▶ _WHAT THIS TASK INVOLVES_
Lines that hold the word "историй" should be located and copied.

▶ _Extracted data entries_
** Begin **
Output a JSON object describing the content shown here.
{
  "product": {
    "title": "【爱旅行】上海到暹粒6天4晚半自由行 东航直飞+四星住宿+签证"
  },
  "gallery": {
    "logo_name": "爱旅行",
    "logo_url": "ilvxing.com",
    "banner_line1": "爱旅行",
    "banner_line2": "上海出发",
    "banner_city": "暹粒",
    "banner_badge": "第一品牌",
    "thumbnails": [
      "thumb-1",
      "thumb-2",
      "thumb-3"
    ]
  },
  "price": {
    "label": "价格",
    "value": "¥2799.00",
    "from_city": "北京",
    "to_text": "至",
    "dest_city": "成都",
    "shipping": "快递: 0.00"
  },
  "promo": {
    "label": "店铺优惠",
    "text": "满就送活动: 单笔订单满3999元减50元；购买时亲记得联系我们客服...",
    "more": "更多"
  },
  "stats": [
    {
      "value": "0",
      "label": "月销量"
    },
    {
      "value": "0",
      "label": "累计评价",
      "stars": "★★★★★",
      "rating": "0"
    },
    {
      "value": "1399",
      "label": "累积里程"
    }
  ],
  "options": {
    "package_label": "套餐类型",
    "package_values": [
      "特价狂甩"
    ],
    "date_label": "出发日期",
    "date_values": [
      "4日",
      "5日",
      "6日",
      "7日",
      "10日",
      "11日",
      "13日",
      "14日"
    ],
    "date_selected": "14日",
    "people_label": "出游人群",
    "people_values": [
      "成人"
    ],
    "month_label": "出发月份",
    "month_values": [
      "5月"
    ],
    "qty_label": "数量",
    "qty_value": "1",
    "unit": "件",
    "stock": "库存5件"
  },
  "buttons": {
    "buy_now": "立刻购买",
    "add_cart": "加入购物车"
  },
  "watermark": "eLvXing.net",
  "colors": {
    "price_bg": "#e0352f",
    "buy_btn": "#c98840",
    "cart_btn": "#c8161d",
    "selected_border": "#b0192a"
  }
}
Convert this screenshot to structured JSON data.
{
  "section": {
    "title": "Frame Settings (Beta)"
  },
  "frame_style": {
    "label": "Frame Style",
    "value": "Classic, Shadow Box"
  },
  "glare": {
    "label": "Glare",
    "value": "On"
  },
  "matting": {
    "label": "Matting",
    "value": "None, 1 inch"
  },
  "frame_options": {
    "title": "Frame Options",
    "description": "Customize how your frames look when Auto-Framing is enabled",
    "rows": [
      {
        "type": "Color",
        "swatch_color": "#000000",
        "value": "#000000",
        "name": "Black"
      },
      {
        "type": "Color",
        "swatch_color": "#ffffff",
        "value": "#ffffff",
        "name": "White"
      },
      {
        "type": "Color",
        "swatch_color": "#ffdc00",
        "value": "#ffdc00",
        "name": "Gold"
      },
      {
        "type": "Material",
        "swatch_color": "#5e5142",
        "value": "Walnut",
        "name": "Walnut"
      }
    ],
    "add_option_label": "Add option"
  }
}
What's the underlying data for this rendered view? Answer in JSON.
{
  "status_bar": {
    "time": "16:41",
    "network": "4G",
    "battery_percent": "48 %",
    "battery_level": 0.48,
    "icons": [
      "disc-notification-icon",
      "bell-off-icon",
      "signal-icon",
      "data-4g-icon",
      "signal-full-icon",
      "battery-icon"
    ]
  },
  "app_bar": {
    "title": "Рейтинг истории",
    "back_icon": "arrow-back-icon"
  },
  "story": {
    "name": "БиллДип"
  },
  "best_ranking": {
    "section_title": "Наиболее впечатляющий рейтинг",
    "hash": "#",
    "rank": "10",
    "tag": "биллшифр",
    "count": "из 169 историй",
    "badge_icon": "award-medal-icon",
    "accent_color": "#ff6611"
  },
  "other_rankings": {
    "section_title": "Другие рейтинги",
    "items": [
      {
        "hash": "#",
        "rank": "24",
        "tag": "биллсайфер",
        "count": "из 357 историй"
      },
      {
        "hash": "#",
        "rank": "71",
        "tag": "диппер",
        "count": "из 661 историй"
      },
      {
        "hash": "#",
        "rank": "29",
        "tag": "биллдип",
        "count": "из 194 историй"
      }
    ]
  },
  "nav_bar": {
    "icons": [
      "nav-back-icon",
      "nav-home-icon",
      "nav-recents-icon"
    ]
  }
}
** End **
▶ _TASK RESULT_
    "count": "из 169 историй",
        "count": "из 357 историй"
        "count": "из 661 историй"
        "count": "из 194 историй"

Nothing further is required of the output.